DATA IN THIS EXERCISE ▸
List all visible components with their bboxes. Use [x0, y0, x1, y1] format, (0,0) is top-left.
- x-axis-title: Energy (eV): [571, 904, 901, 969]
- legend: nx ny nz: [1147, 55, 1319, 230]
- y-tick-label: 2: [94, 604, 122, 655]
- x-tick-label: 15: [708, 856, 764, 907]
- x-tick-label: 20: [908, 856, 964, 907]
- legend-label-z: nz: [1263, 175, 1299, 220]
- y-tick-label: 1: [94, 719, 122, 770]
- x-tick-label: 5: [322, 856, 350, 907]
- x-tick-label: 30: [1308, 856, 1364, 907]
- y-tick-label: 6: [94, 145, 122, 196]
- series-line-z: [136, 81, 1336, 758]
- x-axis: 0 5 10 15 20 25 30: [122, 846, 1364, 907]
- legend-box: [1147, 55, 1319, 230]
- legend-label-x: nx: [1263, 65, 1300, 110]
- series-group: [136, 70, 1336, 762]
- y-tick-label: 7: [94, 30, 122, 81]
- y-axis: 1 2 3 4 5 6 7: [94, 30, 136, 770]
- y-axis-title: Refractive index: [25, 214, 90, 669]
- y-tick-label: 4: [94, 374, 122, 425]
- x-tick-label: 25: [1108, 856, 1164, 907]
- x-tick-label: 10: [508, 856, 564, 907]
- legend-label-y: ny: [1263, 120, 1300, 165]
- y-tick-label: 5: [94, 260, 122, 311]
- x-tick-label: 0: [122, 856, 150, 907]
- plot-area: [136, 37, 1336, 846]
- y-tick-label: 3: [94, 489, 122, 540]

CHALLENGE ▸ Copy the listing word for word, from its first line down to and including the line that contains "- y-tick-label: 1: [94, 719, 122, 770]".

TASK RESPONSE ▸
List all visible components with their bboxes. Use [x0, y0, x1, y1] format, (0,0) is top-left.
- x-axis-title: Energy (eV): [571, 904, 901, 969]
- legend: nx ny nz: [1147, 55, 1319, 230]
- y-tick-label: 2: [94, 604, 122, 655]
- x-tick-label: 15: [708, 856, 764, 907]
- x-tick-label: 20: [908, 856, 964, 907]
- legend-label-z: nz: [1263, 175, 1299, 220]
- y-tick-label: 1: [94, 719, 122, 770]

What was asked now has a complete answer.